__PROVIDED DATA__
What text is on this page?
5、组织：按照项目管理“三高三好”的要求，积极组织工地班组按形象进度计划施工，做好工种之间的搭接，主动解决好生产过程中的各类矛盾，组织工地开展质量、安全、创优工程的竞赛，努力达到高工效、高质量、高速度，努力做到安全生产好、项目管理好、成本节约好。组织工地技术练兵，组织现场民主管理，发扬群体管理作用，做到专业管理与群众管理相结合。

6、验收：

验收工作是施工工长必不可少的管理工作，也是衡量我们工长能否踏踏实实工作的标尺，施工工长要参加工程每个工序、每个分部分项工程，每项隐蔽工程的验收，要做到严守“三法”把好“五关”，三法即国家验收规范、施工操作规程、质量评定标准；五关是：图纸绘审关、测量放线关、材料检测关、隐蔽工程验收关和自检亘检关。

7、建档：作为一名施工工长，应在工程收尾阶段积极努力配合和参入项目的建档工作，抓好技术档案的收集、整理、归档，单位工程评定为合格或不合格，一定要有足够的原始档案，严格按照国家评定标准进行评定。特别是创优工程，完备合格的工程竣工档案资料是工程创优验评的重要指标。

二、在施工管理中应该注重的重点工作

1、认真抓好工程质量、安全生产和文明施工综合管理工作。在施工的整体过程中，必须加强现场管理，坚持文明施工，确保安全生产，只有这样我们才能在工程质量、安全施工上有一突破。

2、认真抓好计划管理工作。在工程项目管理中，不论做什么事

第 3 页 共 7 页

__OBJECTIVE__
Copy down the whole of the data above, matching it exactly.

__RESULT OF THE EXERCISE__
What text is on this page?
5、组织：按照项目管理“三高三好”的要求，积极组织工地班组按形象进度计划施工，做好工种之间的搭接，主动解决好生产过程中的各类矛盾，组织工地开展质量、安全、创优工程的竞赛，努力达到高工效、高质量、高速度，努力做到安全生产好、项目管理好、成本节约好。组织工地技术练兵，组织现场民主管理，发扬群体管理作用，做到专业管理与群众管理相结合。

6、验收：

验收工作是施工工长必不可少的管理工作，也是衡量我们工长能否踏踏实实工作的标尺，施工工长要参加工程每个工序、每个分部分项工程，每项隐蔽工程的验收，要做到严守“三法”把好“五关”，三法即国家验收规范、施工操作规程、质量评定标准；五关是：图纸绘审关、测量放线关、材料检测关、隐蔽工程验收关和自检亘检关。

7、建档：作为一名施工工长，应在工程收尾阶段积极努力配合和参入项目的建档工作，抓好技术档案的收集、整理、归档，单位工程评定为合格或不合格，一定要有足够的原始档案，严格按照国家评定标准进行评定。特别是创优工程，完备合格的工程竣工档案资料是工程创优验评的重要指标。

二、在施工管理中应该注重的重点工作

1、认真抓好工程质量、安全生产和文明施工综合管理工作。在施工的整体过程中，必须加强现场管理，坚持文明施工，确保安全生产，只有这样我们才能在工程质量、安全施工上有一突破。

2、认真抓好计划管理工作。在工程项目管理中，不论做什么事

第 3 页 共 7 页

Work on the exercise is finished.